EXERCISE MATERIAL -
-----
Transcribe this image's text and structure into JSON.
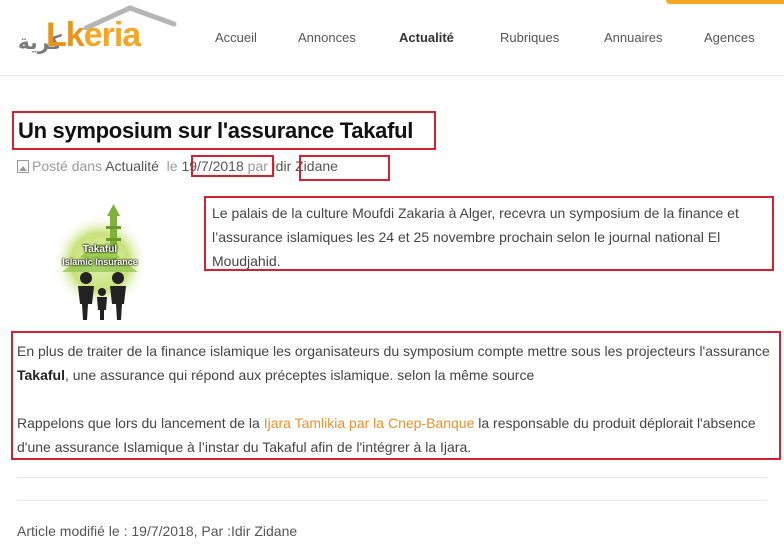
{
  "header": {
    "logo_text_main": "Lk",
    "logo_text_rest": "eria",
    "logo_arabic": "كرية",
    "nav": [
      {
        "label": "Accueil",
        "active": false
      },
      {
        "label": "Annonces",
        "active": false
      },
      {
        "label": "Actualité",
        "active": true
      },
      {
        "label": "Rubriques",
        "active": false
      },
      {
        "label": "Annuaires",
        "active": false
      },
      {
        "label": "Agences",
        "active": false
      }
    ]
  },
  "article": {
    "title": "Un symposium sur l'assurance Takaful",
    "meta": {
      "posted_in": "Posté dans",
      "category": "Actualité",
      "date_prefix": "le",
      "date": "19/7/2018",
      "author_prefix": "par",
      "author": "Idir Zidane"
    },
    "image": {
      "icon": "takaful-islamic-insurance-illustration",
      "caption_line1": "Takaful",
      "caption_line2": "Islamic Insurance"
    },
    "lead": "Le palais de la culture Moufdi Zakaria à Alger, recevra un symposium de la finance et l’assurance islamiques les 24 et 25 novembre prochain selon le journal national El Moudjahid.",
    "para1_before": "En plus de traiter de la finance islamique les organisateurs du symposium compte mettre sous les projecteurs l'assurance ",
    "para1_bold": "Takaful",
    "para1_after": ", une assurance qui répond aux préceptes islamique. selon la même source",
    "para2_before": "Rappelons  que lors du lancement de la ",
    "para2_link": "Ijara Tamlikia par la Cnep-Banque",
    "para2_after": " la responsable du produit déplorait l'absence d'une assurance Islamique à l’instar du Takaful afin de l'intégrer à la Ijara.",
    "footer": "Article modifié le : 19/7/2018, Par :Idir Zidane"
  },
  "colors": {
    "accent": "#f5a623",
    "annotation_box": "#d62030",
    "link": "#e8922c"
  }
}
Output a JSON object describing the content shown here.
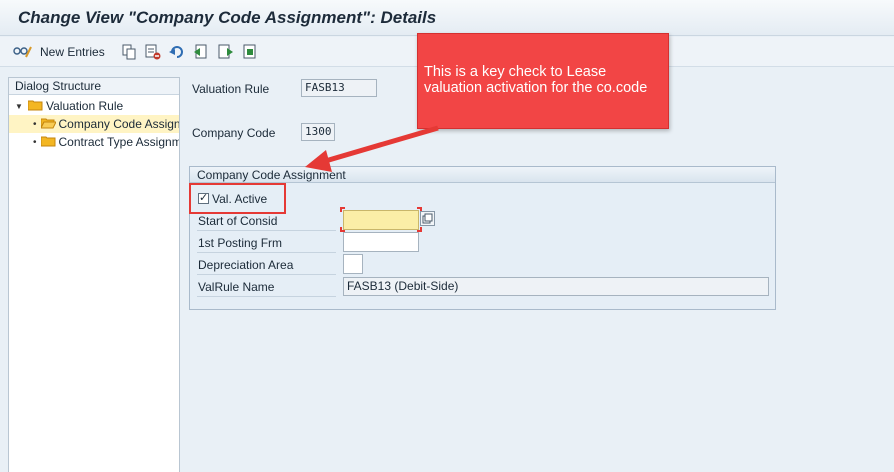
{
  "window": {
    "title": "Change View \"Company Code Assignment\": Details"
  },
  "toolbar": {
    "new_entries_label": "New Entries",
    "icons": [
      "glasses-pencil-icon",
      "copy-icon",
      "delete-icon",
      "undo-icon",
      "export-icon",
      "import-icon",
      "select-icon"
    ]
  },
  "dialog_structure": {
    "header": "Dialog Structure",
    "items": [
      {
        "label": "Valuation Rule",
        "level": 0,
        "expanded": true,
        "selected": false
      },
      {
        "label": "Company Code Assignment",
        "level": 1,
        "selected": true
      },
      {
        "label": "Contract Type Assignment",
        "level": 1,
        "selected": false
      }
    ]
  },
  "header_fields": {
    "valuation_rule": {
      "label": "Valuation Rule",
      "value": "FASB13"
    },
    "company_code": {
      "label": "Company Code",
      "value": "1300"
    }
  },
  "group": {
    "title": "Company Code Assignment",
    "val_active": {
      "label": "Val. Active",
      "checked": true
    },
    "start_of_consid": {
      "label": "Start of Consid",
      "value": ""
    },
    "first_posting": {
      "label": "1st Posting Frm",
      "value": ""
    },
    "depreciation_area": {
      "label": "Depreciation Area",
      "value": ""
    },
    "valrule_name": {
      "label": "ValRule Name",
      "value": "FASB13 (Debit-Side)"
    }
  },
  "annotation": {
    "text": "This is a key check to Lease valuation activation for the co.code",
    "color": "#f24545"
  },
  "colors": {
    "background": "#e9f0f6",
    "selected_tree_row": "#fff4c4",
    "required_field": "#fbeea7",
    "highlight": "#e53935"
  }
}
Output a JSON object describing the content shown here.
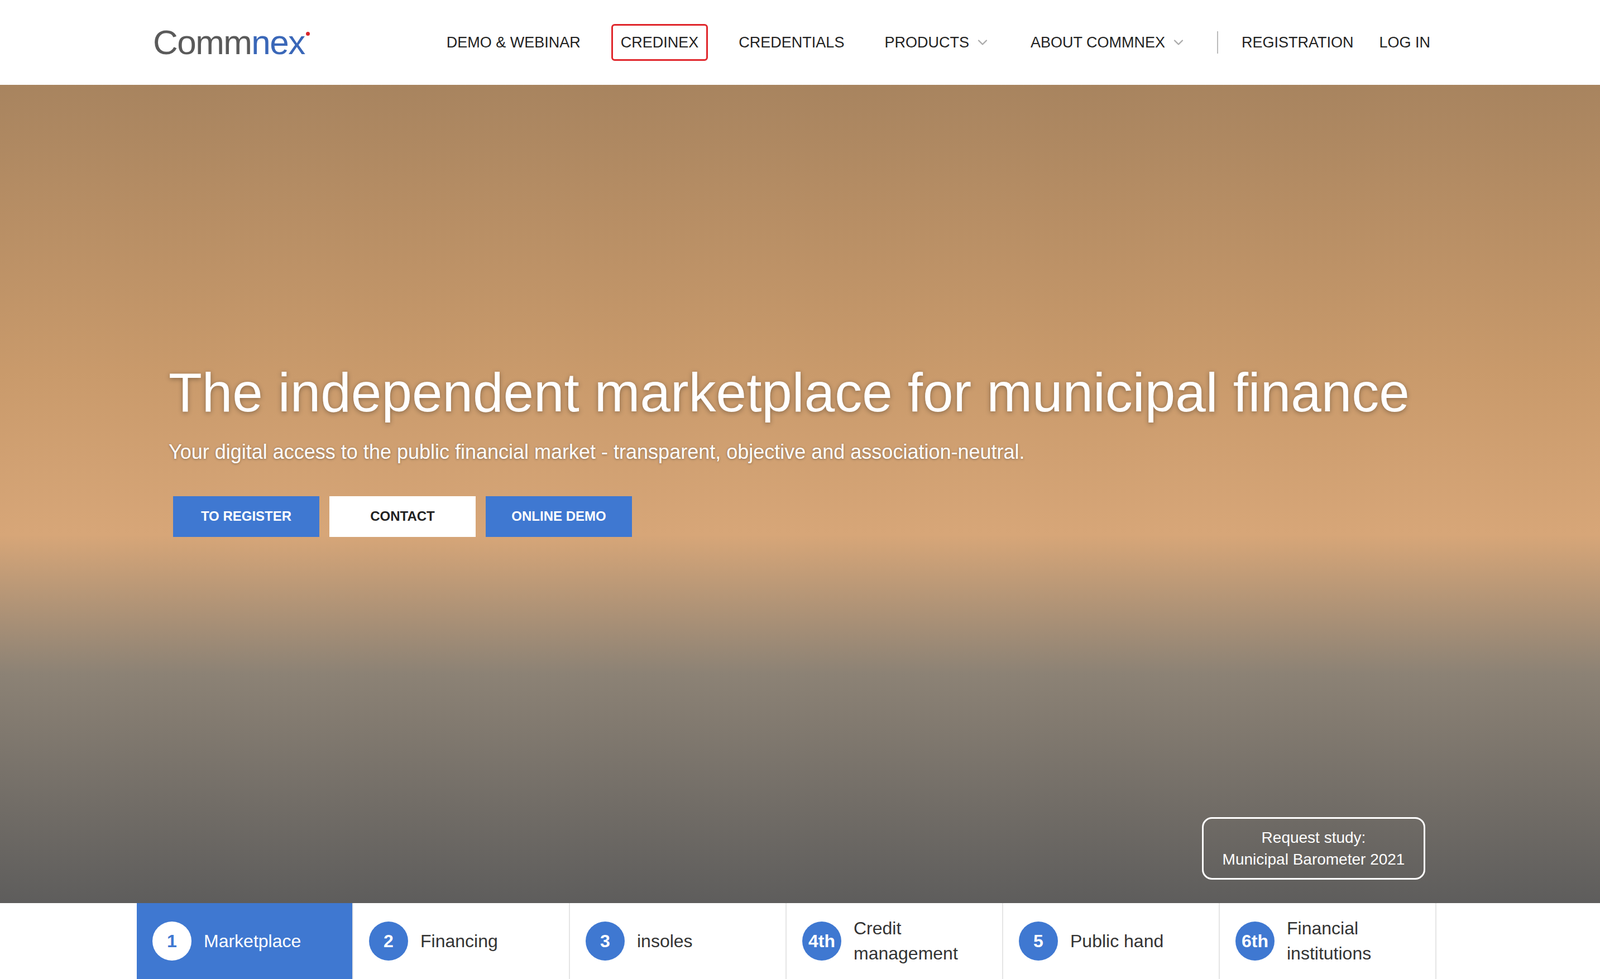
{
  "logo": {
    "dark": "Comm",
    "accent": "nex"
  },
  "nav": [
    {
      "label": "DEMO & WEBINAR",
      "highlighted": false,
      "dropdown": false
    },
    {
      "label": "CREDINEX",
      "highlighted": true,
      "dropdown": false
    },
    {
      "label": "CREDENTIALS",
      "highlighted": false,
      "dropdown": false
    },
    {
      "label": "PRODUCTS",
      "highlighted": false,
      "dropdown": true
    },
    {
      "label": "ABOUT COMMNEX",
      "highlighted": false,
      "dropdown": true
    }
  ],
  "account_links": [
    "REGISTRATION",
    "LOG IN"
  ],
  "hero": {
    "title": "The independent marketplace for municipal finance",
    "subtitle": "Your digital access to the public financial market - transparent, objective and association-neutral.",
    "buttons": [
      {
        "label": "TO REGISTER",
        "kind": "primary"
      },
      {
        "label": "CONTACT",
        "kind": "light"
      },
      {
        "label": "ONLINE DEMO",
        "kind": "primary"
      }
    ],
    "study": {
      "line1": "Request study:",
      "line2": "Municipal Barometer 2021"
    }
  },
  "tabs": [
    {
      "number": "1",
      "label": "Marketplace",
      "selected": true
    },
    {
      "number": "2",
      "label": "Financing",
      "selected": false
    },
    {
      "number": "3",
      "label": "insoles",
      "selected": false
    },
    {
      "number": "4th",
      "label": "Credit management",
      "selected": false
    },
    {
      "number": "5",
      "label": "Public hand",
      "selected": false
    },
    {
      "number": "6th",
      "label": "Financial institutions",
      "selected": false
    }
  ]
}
-----
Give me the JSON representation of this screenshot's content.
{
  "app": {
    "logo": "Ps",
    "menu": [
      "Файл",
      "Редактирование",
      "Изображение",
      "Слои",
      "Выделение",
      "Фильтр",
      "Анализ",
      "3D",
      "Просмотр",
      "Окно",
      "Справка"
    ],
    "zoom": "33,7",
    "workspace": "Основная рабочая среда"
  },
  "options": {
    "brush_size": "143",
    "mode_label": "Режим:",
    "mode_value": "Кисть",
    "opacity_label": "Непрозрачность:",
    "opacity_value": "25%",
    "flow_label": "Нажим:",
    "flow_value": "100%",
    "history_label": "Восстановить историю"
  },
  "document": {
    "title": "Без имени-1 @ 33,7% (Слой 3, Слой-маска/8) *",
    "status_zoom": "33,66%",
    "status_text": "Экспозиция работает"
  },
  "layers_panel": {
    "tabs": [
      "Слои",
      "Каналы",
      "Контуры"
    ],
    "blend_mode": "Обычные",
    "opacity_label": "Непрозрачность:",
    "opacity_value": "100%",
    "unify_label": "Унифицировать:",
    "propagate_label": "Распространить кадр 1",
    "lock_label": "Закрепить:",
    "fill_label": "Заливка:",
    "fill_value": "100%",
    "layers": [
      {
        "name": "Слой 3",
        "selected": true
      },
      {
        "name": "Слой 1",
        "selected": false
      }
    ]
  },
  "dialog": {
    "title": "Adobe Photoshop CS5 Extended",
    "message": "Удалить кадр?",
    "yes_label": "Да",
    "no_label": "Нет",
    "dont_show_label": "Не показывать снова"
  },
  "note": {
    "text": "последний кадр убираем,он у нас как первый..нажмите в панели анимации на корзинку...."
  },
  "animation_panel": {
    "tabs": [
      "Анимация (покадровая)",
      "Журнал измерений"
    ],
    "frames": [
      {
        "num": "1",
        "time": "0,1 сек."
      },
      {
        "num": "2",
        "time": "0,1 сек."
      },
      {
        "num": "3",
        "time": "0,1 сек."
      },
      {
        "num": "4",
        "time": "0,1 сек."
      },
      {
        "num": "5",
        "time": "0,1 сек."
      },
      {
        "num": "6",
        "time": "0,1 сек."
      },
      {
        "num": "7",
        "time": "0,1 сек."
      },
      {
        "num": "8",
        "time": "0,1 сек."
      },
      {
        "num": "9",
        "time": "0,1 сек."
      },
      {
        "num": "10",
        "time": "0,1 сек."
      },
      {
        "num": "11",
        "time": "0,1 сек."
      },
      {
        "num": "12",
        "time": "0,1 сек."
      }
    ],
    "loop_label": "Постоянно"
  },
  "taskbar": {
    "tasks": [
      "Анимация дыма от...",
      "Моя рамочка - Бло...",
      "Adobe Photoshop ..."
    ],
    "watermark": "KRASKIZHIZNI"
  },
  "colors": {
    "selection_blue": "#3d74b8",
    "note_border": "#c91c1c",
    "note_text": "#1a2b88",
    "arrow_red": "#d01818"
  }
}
-----
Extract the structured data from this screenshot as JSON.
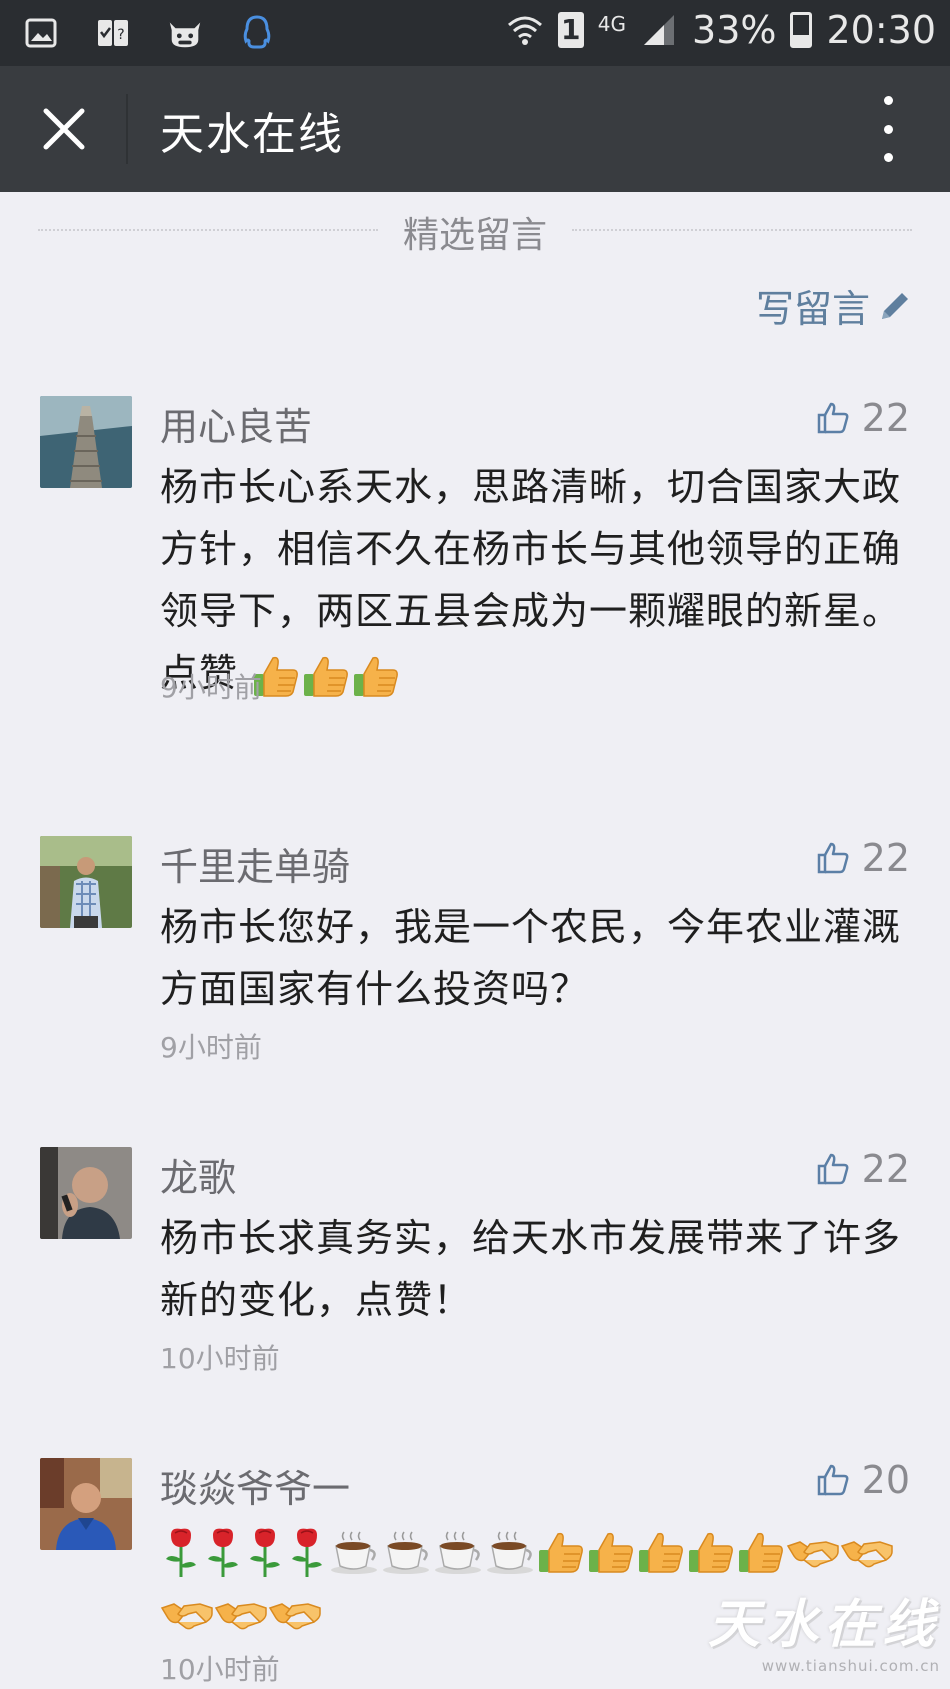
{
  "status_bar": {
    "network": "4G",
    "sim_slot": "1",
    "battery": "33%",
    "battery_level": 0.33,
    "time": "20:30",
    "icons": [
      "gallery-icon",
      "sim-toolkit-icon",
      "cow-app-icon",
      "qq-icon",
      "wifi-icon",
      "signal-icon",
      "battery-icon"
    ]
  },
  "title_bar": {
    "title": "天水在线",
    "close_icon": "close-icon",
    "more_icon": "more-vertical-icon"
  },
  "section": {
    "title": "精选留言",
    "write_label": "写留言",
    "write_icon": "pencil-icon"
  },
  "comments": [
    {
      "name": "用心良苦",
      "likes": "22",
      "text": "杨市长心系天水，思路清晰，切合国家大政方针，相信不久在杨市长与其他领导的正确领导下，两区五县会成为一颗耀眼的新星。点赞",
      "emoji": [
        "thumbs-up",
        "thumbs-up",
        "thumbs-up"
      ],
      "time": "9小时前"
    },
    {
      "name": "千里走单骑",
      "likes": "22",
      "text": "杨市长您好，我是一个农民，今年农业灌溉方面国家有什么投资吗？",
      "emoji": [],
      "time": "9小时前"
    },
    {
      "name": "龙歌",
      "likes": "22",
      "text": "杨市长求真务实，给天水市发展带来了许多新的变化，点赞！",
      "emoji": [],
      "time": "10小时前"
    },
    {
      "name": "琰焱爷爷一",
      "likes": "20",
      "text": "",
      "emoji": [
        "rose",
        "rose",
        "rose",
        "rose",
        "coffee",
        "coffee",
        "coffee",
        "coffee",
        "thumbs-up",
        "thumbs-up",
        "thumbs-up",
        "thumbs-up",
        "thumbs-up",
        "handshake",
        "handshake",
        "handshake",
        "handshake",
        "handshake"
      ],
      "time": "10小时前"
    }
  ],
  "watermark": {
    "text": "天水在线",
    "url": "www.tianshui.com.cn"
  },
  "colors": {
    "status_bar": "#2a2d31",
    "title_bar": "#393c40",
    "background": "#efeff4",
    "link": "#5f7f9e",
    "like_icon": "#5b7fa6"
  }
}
-----
STATED PROBLEM -
State the number of lines in this listing that contain the string "DEMO", and add nothing else.

FINISHED EXERCISE -
2